» **Provided records**:

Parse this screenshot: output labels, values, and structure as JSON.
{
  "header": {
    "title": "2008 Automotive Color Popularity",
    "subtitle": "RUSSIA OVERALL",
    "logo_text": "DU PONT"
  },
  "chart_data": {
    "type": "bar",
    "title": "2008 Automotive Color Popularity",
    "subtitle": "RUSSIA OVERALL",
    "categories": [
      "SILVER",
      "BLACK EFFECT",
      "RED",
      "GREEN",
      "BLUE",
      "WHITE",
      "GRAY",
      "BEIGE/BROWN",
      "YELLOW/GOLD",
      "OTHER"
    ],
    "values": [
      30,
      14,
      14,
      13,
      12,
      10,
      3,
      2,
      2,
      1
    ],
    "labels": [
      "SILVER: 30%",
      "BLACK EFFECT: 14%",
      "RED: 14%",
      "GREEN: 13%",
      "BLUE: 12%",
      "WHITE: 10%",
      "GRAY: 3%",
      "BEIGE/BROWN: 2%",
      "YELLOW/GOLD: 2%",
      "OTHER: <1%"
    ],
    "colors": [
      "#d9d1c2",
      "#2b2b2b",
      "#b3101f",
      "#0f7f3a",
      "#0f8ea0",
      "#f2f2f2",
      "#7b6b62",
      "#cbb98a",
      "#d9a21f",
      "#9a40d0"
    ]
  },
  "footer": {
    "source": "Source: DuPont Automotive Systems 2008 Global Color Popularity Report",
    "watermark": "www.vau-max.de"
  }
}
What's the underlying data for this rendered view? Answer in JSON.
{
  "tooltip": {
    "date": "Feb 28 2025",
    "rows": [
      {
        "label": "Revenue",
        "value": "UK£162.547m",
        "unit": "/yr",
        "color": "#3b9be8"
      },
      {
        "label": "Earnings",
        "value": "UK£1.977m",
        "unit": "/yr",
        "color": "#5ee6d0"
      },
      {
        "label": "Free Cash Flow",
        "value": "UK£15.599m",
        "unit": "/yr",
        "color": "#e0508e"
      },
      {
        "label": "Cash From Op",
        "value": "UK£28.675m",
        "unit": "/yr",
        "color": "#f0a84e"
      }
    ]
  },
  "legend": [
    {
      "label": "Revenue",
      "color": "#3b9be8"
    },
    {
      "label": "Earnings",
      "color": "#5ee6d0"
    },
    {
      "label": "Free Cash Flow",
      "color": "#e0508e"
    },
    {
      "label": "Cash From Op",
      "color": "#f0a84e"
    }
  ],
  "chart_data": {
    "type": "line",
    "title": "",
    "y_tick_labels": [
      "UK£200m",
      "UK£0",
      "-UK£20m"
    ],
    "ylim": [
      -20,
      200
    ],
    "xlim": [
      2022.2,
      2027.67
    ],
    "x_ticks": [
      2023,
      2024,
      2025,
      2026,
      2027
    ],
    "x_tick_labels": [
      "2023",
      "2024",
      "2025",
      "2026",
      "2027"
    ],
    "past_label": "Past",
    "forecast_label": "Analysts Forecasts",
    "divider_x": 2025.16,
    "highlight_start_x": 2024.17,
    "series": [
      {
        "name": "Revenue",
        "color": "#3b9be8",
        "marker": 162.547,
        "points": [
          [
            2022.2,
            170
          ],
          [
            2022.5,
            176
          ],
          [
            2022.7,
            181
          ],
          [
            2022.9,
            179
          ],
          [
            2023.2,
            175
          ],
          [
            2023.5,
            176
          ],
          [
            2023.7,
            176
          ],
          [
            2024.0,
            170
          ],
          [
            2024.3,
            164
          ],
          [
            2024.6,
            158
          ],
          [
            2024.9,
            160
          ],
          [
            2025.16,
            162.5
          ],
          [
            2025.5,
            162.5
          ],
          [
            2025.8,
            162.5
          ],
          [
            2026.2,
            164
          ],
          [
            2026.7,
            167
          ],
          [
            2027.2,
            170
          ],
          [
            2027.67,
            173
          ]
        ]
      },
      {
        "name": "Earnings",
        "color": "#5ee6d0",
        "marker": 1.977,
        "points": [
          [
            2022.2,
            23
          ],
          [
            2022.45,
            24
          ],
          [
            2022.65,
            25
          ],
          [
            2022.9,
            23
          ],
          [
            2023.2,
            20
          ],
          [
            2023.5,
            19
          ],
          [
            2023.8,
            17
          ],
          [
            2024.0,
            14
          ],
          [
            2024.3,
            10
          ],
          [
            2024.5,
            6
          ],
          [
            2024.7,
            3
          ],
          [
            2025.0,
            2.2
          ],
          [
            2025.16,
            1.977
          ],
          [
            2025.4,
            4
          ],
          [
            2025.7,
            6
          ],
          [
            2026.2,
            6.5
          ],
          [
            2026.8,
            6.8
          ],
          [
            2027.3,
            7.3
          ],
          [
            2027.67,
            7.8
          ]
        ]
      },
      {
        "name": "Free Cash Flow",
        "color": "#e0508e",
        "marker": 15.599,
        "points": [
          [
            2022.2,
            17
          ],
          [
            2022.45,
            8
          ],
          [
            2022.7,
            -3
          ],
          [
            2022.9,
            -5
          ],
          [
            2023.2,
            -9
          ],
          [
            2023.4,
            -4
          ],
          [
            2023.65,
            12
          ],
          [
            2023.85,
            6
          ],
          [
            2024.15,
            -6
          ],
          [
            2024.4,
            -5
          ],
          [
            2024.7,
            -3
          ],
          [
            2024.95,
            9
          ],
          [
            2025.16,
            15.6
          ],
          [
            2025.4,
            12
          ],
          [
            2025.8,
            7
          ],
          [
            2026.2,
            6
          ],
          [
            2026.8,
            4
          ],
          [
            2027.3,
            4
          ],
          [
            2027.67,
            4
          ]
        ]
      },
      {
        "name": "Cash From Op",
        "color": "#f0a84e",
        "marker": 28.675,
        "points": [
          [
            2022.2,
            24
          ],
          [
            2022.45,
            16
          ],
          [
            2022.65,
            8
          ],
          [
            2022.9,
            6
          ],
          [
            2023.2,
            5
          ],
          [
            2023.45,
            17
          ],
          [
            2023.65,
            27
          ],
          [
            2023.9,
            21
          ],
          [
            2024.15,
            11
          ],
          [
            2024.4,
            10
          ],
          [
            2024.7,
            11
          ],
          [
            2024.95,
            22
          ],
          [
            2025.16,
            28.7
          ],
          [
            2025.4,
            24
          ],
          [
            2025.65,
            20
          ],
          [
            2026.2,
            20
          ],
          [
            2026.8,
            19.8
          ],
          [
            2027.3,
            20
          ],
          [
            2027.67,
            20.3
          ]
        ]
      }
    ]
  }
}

» **Exercise brief**:
List each line in the listing that contains the string "Cash".

» **Result of this task**:
        "label": "Free Cash Flow",
        "label": "Cash From Op",
      "label": "Free Cash Flow",
      "label": "Cash From Op",
        "name": "Free Cash Flow",
        "name": "Cash From Op",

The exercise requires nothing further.